■ **Given request**: Repeat every record exactly, but keep images out of the copy.

■ **Extracted records**:
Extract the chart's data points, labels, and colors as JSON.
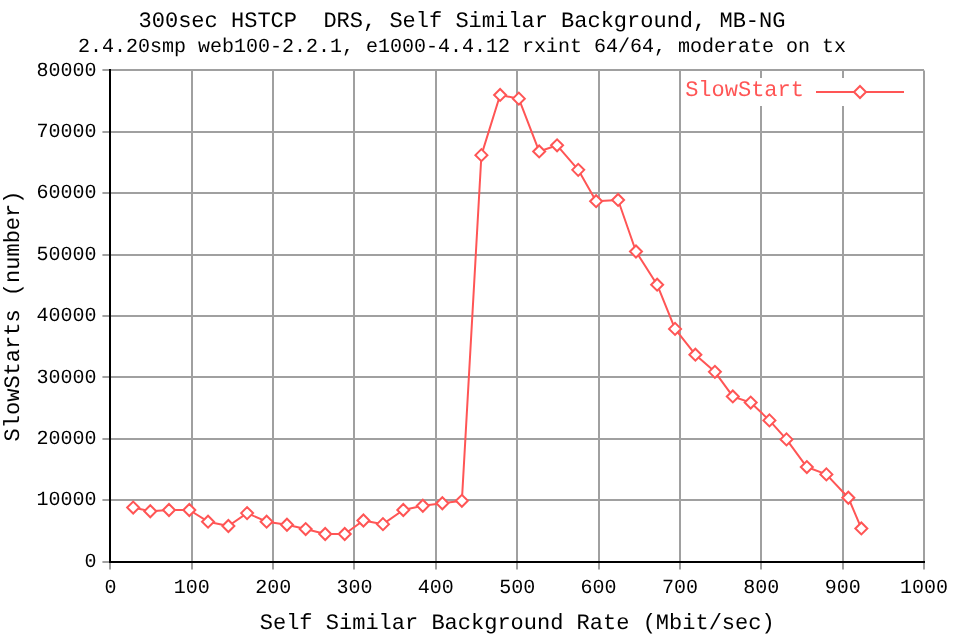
{
  "chart_data": {
    "type": "line",
    "title": "300sec HSTCP  DRS, Self Similar Background, MB-NG",
    "subtitle": "2.4.20smp web100-2.2.1, e1000-4.4.12 rxint 64/64, moderate on tx",
    "xlabel": "Self Similar Background Rate (Mbit/sec)",
    "ylabel": "SlowStarts (number)",
    "x": [
      28,
      49,
      72,
      97,
      120,
      145,
      168,
      192,
      217,
      240,
      264,
      288,
      311,
      335,
      360,
      384,
      408,
      432,
      456,
      479,
      502,
      527,
      549,
      575,
      597,
      624,
      646,
      672,
      694,
      719,
      743,
      765,
      787,
      810,
      831,
      856,
      880,
      907,
      923
    ],
    "series": [
      {
        "name": "SlowStart",
        "color": "#ff5555",
        "values": [
          8800,
          8200,
          8400,
          8400,
          6500,
          5800,
          7900,
          6500,
          6000,
          5300,
          4500,
          4500,
          6700,
          6100,
          8400,
          9100,
          9500,
          9900,
          66200,
          76000,
          75400,
          66800,
          67800,
          63800,
          58700,
          58900,
          50500,
          45100,
          37900,
          33700,
          30900,
          26900,
          25900,
          23000,
          19900,
          15400,
          14200,
          10400,
          5400
        ]
      }
    ],
    "xlim": [
      0,
      1000
    ],
    "xticks": [
      0,
      100,
      200,
      300,
      400,
      500,
      600,
      700,
      800,
      900,
      1000
    ],
    "ylim": [
      0,
      80000
    ],
    "yticks": [
      0,
      10000,
      20000,
      30000,
      40000,
      50000,
      60000,
      70000,
      80000
    ],
    "grid": true,
    "legend": "top right",
    "marker": "diamond",
    "line_style": "solid"
  }
}
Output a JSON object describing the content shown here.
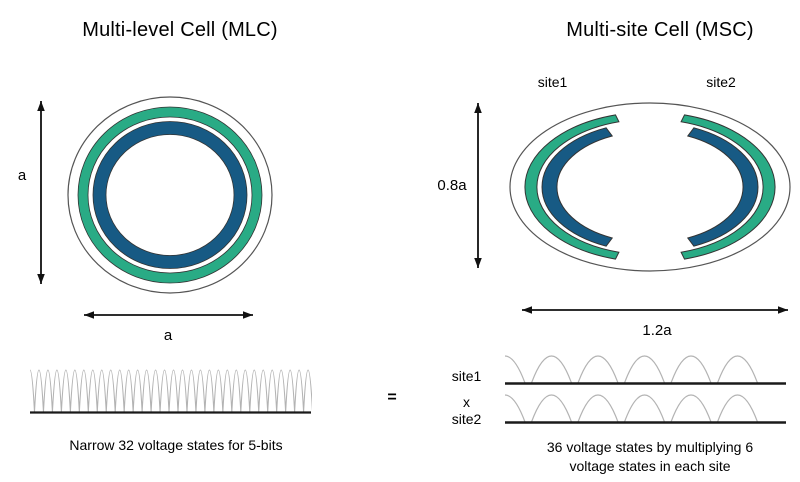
{
  "left_panel": {
    "title": "Multi-level Cell (MLC)",
    "height_arrow_label": "a",
    "width_arrow_label": "a",
    "caption": "Narrow 32 voltage states for 5-bits",
    "wave_peak_count": 32
  },
  "right_panel": {
    "title": "Multi-site Cell (MSC)",
    "site1_label": "site1",
    "site2_label": "site2",
    "height_arrow_label": "0.8a",
    "width_arrow_label": "1.2a",
    "wave_row1_label": "site1",
    "wave_operator_label": "x",
    "wave_row2_label": "site2",
    "caption_line1": "36 voltage states by multiplying 6",
    "caption_line2": "voltage states in each site",
    "wave_peaks_per_site": 6
  },
  "equals_label": "=",
  "colors": {
    "ring_green": "#29AB85",
    "ring_blue": "#175A84",
    "outline_dark": "#333333",
    "ellipse_outline": "#555555",
    "arrow_black": "#111111",
    "wave_hump_gray": "#b3b3b3",
    "wave_baseline": "#1a1a1a",
    "text": "#000000"
  }
}
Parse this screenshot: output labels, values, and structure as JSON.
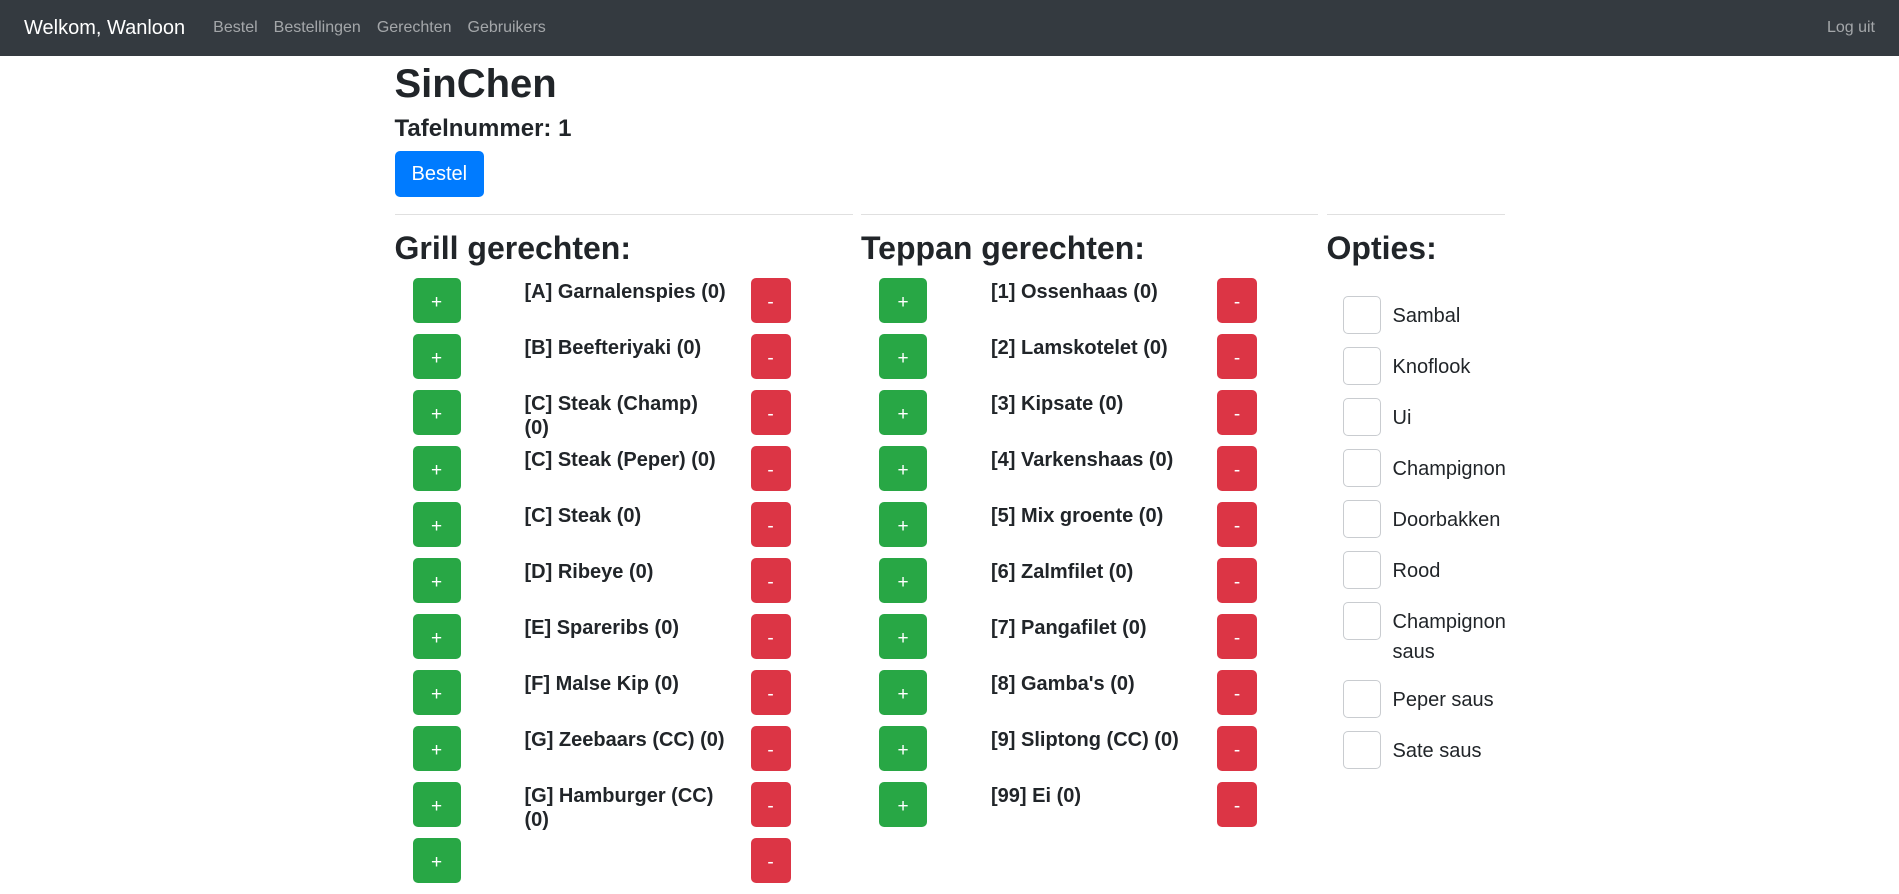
{
  "navbar": {
    "brand": "Welkom, Wanloon",
    "links": [
      {
        "label": "Bestel"
      },
      {
        "label": "Bestellingen"
      },
      {
        "label": "Gerechten"
      },
      {
        "label": "Gebruikers"
      }
    ],
    "logout_label": "Log uit"
  },
  "header": {
    "title": "SinChen",
    "table_number_label": "Tafelnummer: 1",
    "order_button_label": "Bestel"
  },
  "controls": {
    "plus_label": "+",
    "minus_label": "-"
  },
  "sections": {
    "grill": {
      "heading": "Grill gerechten:",
      "items": [
        {
          "label": "[A] Garnalenspies (0)"
        },
        {
          "label": "[B] Beefteriyaki (0)"
        },
        {
          "label": "[C] Steak (Champ) (0)"
        },
        {
          "label": "[C] Steak (Peper) (0)"
        },
        {
          "label": "[C] Steak (0)"
        },
        {
          "label": "[D] Ribeye (0)"
        },
        {
          "label": "[E] Spareribs (0)"
        },
        {
          "label": "[F] Malse Kip (0)"
        },
        {
          "label": "[G] Zeebaars (CC) (0)"
        },
        {
          "label": "[G] Hamburger (CC) (0)"
        },
        {
          "label": ""
        }
      ]
    },
    "teppan": {
      "heading": "Teppan gerechten:",
      "items": [
        {
          "label": "[1] Ossenhaas (0)"
        },
        {
          "label": "[2] Lamskotelet (0)"
        },
        {
          "label": "[3] Kipsate (0)"
        },
        {
          "label": "[4] Varkenshaas (0)"
        },
        {
          "label": "[5] Mix groente (0)"
        },
        {
          "label": "[6] Zalmfilet (0)"
        },
        {
          "label": "[7] Pangafilet (0)"
        },
        {
          "label": "[8] Gamba's (0)"
        },
        {
          "label": "[9] Sliptong (CC) (0)"
        },
        {
          "label": "[99] Ei (0)"
        }
      ]
    },
    "opties": {
      "heading": "Opties:",
      "options": [
        {
          "label": "Sambal"
        },
        {
          "label": "Knoflook"
        },
        {
          "label": "Ui"
        },
        {
          "label": "Champignon"
        },
        {
          "label": "Doorbakken"
        },
        {
          "label": "Rood"
        },
        {
          "label": "Champignon saus"
        },
        {
          "label": "Peper saus"
        },
        {
          "label": "Sate saus"
        }
      ]
    }
  },
  "colors": {
    "navbar_bg": "#343a40",
    "primary_blue": "#007bff",
    "success_green": "#28a745",
    "danger_red": "#dc3545",
    "text": "#212529"
  }
}
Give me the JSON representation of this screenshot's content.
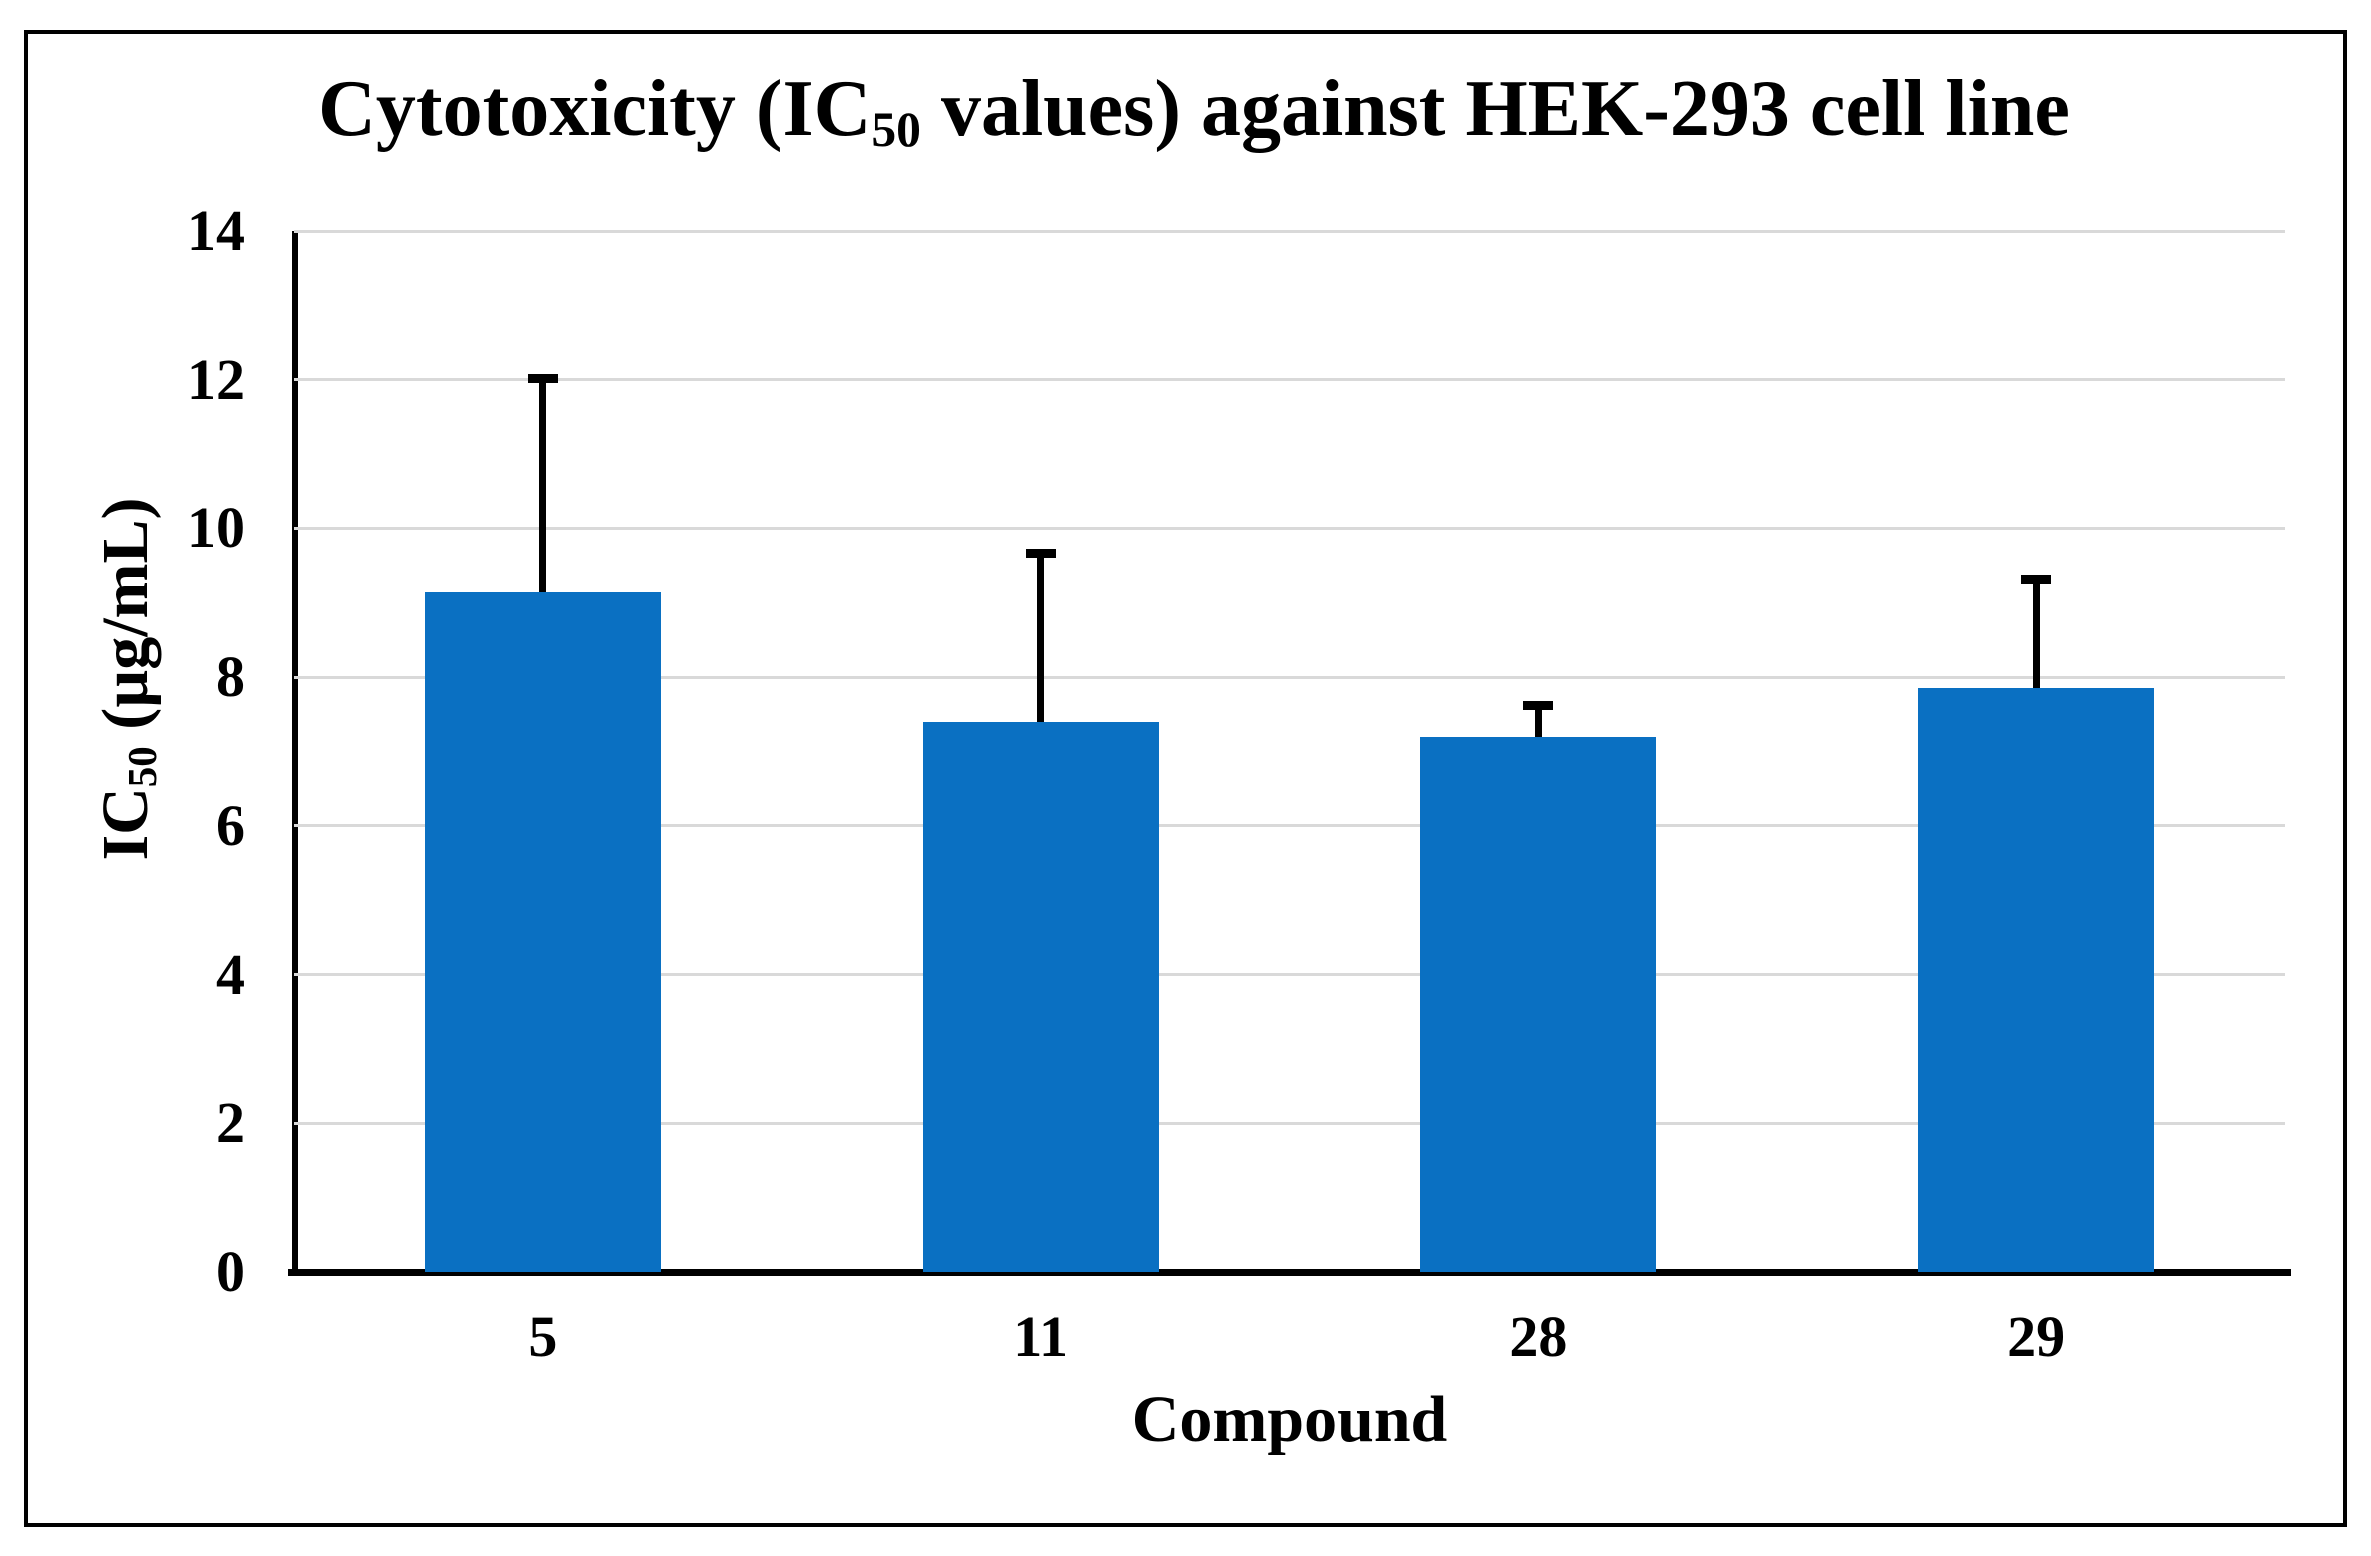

■ **Response for this exercise**:
Extract the chart's data points, labels, and colors as JSON.
{
  "chart_data": {
    "type": "line",
    "title": "300sec HSTCP  DRS, Self Similar Background, MB-NG",
    "subtitle": "2.4.20smp web100-2.2.1, e1000-4.4.12 rxint 64/64, moderate on tx",
    "xlabel": "Self Similar Background Rate (Mbit/sec)",
    "ylabel": "SlowStarts (number)",
    "x": [
      28,
      49,
      72,
      97,
      120,
      145,
      168,
      192,
      217,
      240,
      264,
      288,
      311,
      335,
      360,
      384,
      408,
      432,
      456,
      479,
      502,
      527,
      549,
      575,
      597,
      624,
      646,
      672,
      694,
      719,
      743,
      765,
      787,
      810,
      831,
      856,
      880,
      907,
      923
    ],
    "series": [
      {
        "name": "SlowStart",
        "color": "#ff5555",
        "values": [
          8800,
          8200,
          8400,
          8400,
          6500,
          5800,
          7900,
          6500,
          6000,
          5300,
          4500,
          4500,
          6700,
          6100,
          8400,
          9100,
          9500,
          9900,
          66200,
          76000,
          75400,
          66800,
          67800,
          63800,
          58700,
          58900,
          50500,
          45100,
          37900,
          33700,
          30900,
          26900,
          25900,
          23000,
          19900,
          15400,
          14200,
          10400,
          5400
        ]
      }
    ],
    "xlim": [
      0,
      1000
    ],
    "xticks": [
      0,
      100,
      200,
      300,
      400,
      500,
      600,
      700,
      800,
      900,
      1000
    ],
    "ylim": [
      0,
      80000
    ],
    "yticks": [
      0,
      10000,
      20000,
      30000,
      40000,
      50000,
      60000,
      70000,
      80000
    ],
    "grid": true,
    "legend": "top right",
    "marker": "diamond",
    "line_style": "solid"
  }
}
Output a JSON object describing the content shown here.
{
  "left_panel": {
    "title": "Multi-level Cell (MLC)",
    "height_arrow_label": "a",
    "width_arrow_label": "a",
    "caption": "Narrow 32 voltage states for 5-bits",
    "wave_peak_count": 32
  },
  "right_panel": {
    "title": "Multi-site Cell (MSC)",
    "site1_label": "site1",
    "site2_label": "site2",
    "height_arrow_label": "0.8a",
    "width_arrow_label": "1.2a",
    "wave_row1_label": "site1",
    "wave_operator_label": "x",
    "wave_row2_label": "site2",
    "caption_line1": "36 voltage states by multiplying 6",
    "caption_line2": "voltage states in each site",
    "wave_peaks_per_site": 6
  },
  "equals_label": "=",
  "colors": {
    "ring_green": "#29AB85",
    "ring_blue": "#175A84",
    "outline_dark": "#333333",
    "ellipse_outline": "#555555",
    "arrow_black": "#111111",
    "wave_hump_gray": "#b3b3b3",
    "wave_baseline": "#1a1a1a",
    "text": "#000000"
  }
}
Parse this screenshot: output labels, values, and structure as JSON.
{
  "navbar": {
    "brand": "Welkom, Wanloon",
    "links": [
      {
        "label": "Bestel"
      },
      {
        "label": "Bestellingen"
      },
      {
        "label": "Gerechten"
      },
      {
        "label": "Gebruikers"
      }
    ],
    "logout_label": "Log uit"
  },
  "header": {
    "title": "SinChen",
    "table_number_label": "Tafelnummer: 1",
    "order_button_label": "Bestel"
  },
  "controls": {
    "plus_label": "+",
    "minus_label": "-"
  },
  "sections": {
    "grill": {
      "heading": "Grill gerechten:",
      "items": [
        {
          "label": "[A] Garnalenspies (0)"
        },
        {
          "label": "[B] Beefteriyaki (0)"
        },
        {
          "label": "[C] Steak (Champ) (0)"
        },
        {
          "label": "[C] Steak (Peper) (0)"
        },
        {
          "label": "[C] Steak (0)"
        },
        {
          "label": "[D] Ribeye (0)"
        },
        {
          "label": "[E] Spareribs (0)"
        },
        {
          "label": "[F] Malse Kip (0)"
        },
        {
          "label": "[G] Zeebaars (CC) (0)"
        },
        {
          "label": "[G] Hamburger (CC) (0)"
        },
        {
          "label": ""
        }
      ]
    },
    "teppan": {
      "heading": "Teppan gerechten:",
      "items": [
        {
          "label": "[1] Ossenhaas (0)"
        },
        {
          "label": "[2] Lamskotelet (0)"
        },
        {
          "label": "[3] Kipsate (0)"
        },
        {
          "label": "[4] Varkenshaas (0)"
        },
        {
          "label": "[5] Mix groente (0)"
        },
        {
          "label": "[6] Zalmfilet (0)"
        },
        {
          "label": "[7] Pangafilet (0)"
        },
        {
          "label": "[8] Gamba's (0)"
        },
        {
          "label": "[9] Sliptong (CC) (0)"
        },
        {
          "label": "[99] Ei (0)"
        }
      ]
    },
    "opties": {
      "heading": "Opties:",
      "options": [
        {
          "label": "Sambal"
        },
        {
          "label": "Knoflook"
        },
        {
          "label": "Ui"
        },
        {
          "label": "Champignon"
        },
        {
          "label": "Doorbakken"
        },
        {
          "label": "Rood"
        },
        {
          "label": "Champignon saus"
        },
        {
          "label": "Peper saus"
        },
        {
          "label": "Sate saus"
        }
      ]
    }
  },
  "colors": {
    "navbar_bg": "#343a40",
    "primary_blue": "#007bff",
    "success_green": "#28a745",
    "danger_red": "#dc3545",
    "text": "#212529"
  }
}
Give me the JSON representation of this screenshot's content.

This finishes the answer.